**Task details**: Write out the records that appear below, verbatim and complete, but without pictures.

**Data extract**:

----------

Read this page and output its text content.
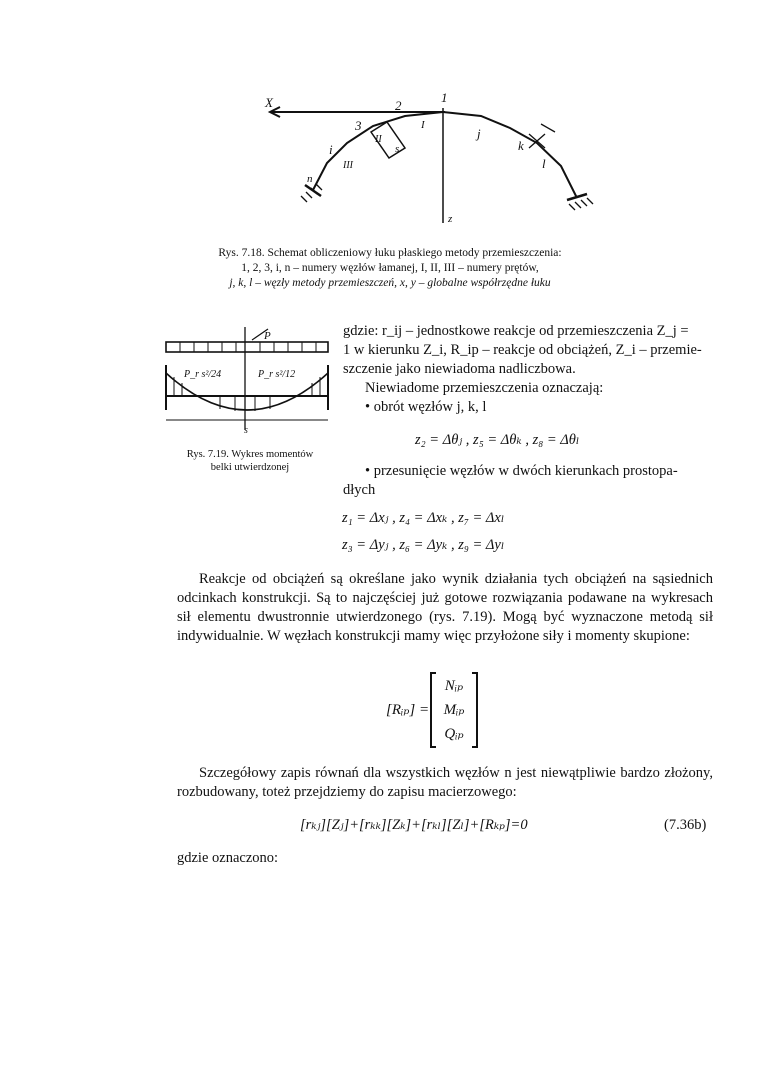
X
z
1
2
3
i
n
j
k
l
I
II
III
s
Rys. 7.18. Schemat obliczeniowy łuku płaskiego metody przemieszczenia:
1, 2, 3, i, n – numery węzłów łamanej, I, II, III – numery prętów,
j, k, l – węzły metody przemieszczeń, x, y – globalne współrzędne łuku
P
P_r s²/24	P_r s²/12
s
Rys. 7.19. Wykres momentów
belki utwierdzonej
gdzie: r_ij – jednostkowe reakcje od przemieszczenia Z_j =
1 w kierunku Z_i, R_ip – reakcje od obciążeń, Z_i – przemie-
szczenie jako niewiadoma nadliczbowa.
Niewiadome przemieszczenia oznaczają:
• obrót węzłów j, k, l
z₂ = Δθⱼ , z₅ = Δθₖ , z₈ = Δθₗ
• przesunięcie węzłów w dwóch kierunkach prostopa-
dłych
z₁ = Δxⱼ , z₄ = Δxₖ , z₇ = Δxₗ
z₃ = Δyⱼ , z₆ = Δyₖ , z₉ = Δyₗ
Reakcje od obciążeń są określane jako wynik działania tych obciążeń na sąsiednich odcinkach konstrukcji. Są to najczęściej już gotowe rozwiązania podawane na wykresach sił elementu dwustronnie utwierdzonego (rys. 7.19). Mogą być wyznaczone metodą sił indywidualnie. W węzłach konstrukcji mamy więc przyłożone siły i momenty skupione:
[Rᵢₚ] =
Nᵢₚ
Mᵢₚ
Qᵢₚ
Szczegółowy zapis równań dla wszystkich węzłów n jest niewątpliwie bardzo złożony, rozbudowany, toteż przejdziemy do zapisu macierzowego:
[rₖⱼ][Zⱼ]+[rₖₖ][Zₖ]+[rₖₗ][Zₗ]+[Rₖₚ]=0	(7.36b)
gdzie oznaczono:
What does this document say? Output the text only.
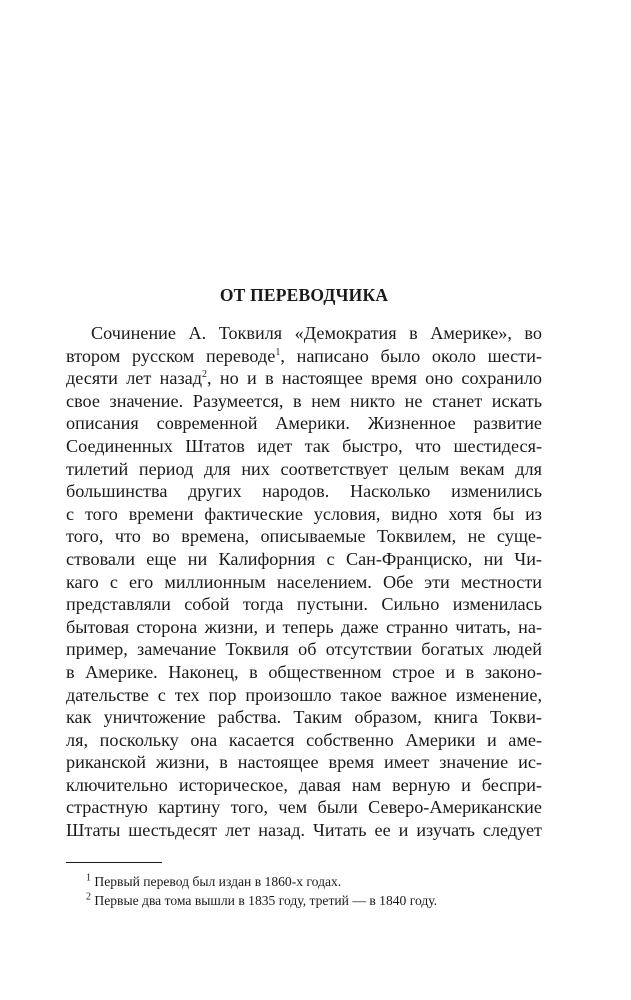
ОТ ПЕРЕВОДЧИКА
Сочинение А. Токвиля «Демократия в Америке», во
втором русском переводе$^1$, написано было около шести-
десяти лет назад$^2$, но и в настоящее время оно сохранило
свое значение. Разумеется, в нем никто не станет искать
описания современной Америки. Жизненное развитие
Соединенных Штатов идет так быстро, что шестидеся-
тилетий период для них соответствует целым векам для
большинства других народов. Насколько изменились
с того времени фактические условия, видно хотя бы из
того, что во времена, описываемые Токвилем, не суще-
ствовали еще ни Калифорния с Сан-Франциско, ни Чи-
каго с его миллионным населением. Обе эти местности
представляли собой тогда пустыни. Сильно изменилась
бытовая сторона жизни, и теперь даже странно читать, на-
пример, замечание Токвиля об отсутствии богатых людей
в Америке. Наконец, в общественном строе и в законо-
дательстве с тех пор произошло такое важное изменение,
как уничтожение рабства. Таким образом, книга Токви-
ля, поскольку она касается собственно Америки и аме-
риканской жизни, в настоящее время имеет значение ис-
ключительно историческое, давая нам верную и беспри-
страстную картину того, чем были Северо-Американские
Штаты шестьдесят лет назад. Читать ее и изучать следует
$^1$ Первый перевод был издан в 1860-х годах.
$^2$ Первые два тома вышли в 1835 году, третий — в 1840 году.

----------

**Response**:
Read this page and output its text content.
X
z
1
2
3
i
n
j
k
l
I
II
III
s
Rys. 7.18. Schemat obliczeniowy łuku płaskiego metody przemieszczenia:
1, 2, 3, i, n – numery węzłów łamanej, I, II, III – numery prętów,
j, k, l – węzły metody przemieszczeń, x, y – globalne współrzędne łuku
P
P_r s²/24	P_r s²/12
s
Rys. 7.19. Wykres momentów
belki utwierdzonej
gdzie: r_ij – jednostkowe reakcje od przemieszczenia Z_j =
1 w kierunku Z_i, R_ip – reakcje od obciążeń, Z_i – przemie-
szczenie jako niewiadoma nadliczbowa.
Niewiadome przemieszczenia oznaczają:
• obrót węzłów j, k, l
z₂ = Δθⱼ , z₅ = Δθₖ , z₈ = Δθₗ
• przesunięcie węzłów w dwóch kierunkach prostopa-
dłych
z₁ = Δxⱼ , z₄ = Δxₖ , z₇ = Δxₗ
z₃ = Δyⱼ , z₆ = Δyₖ , z₉ = Δyₗ
Reakcje od obciążeń są określane jako wynik działania tych obciążeń na sąsiednich odcinkach konstrukcji. Są to najczęściej już gotowe rozwiązania podawane na wykresach sił elementu dwustronnie utwierdzonego (rys. 7.19). Mogą być wyznaczone metodą sił indywidualnie. W węzłach konstrukcji mamy więc przyłożone siły i momenty skupione:
[Rᵢₚ] =
Nᵢₚ
Mᵢₚ
Qᵢₚ
Szczegółowy zapis równań dla wszystkich węzłów n jest niewątpliwie bardzo złożony, rozbudowany, toteż przejdziemy do zapisu macierzowego:
[rₖⱼ][Zⱼ]+[rₖₖ][Zₖ]+[rₖₗ][Zₗ]+[Rₖₚ]=0	(7.36b)
gdzie oznaczono:
What does this document say? Output the text only.
ОТ ПЕРЕВОДЧИКА
Сочинение А. Токвиля «Демократия в Америке», во
втором русском переводе$^1$, написано было около шести-
десяти лет назад$^2$, но и в настоящее время оно сохранило
свое значение. Разумеется, в нем никто не станет искать
описания современной Америки. Жизненное развитие
Соединенных Штатов идет так быстро, что шестидеся-
тилетий период для них соответствует целым векам для
большинства других народов. Насколько изменились
с того времени фактические условия, видно хотя бы из
того, что во времена, описываемые Токвилем, не суще-
ствовали еще ни Калифорния с Сан-Франциско, ни Чи-
каго с его миллионным населением. Обе эти местности
представляли собой тогда пустыни. Сильно изменилась
бытовая сторона жизни, и теперь даже странно читать, на-
пример, замечание Токвиля об отсутствии богатых людей
в Америке. Наконец, в общественном строе и в законо-
дательстве с тех пор произошло такое важное изменение,
как уничтожение рабства. Таким образом, книга Токви-
ля, поскольку она касается собственно Америки и аме-
риканской жизни, в настоящее время имеет значение ис-
ключительно историческое, давая нам верную и беспри-
страстную картину того, чем были Северо-Американские
Штаты шестьдесят лет назад. Читать ее и изучать следует
$^1$ Первый перевод был издан в 1860-х годах.
$^2$ Первые два тома вышли в 1835 году, третий — в 1840 году.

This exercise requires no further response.